What the task asks → Output the material below in full, exactly as it is.

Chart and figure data
▬▬▬▬▬▬▬▬▬▬

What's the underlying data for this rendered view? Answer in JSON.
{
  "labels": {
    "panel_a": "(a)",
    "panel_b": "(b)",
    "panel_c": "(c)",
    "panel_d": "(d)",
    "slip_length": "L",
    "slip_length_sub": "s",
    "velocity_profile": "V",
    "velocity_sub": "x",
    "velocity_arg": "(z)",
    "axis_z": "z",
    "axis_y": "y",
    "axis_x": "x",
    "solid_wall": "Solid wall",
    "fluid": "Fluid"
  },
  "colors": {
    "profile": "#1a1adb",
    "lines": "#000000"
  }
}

▬▬▬▬▬▬▬▬▬▬

Answer in full →
What's the underlying data for this rendered view? Answer in JSON.
{
  "labels": {
    "panel_a": "(a)",
    "panel_b": "(b)",
    "panel_c": "(c)",
    "panel_d": "(d)",
    "slip_length": "L",
    "slip_length_sub": "s",
    "velocity_profile": "V",
    "velocity_sub": "x",
    "velocity_arg": "(z)",
    "axis_z": "z",
    "axis_y": "y",
    "axis_x": "x",
    "solid_wall": "Solid wall",
    "fluid": "Fluid"
  },
  "colors": {
    "profile": "#1a1adb",
    "lines": "#000000"
  }
}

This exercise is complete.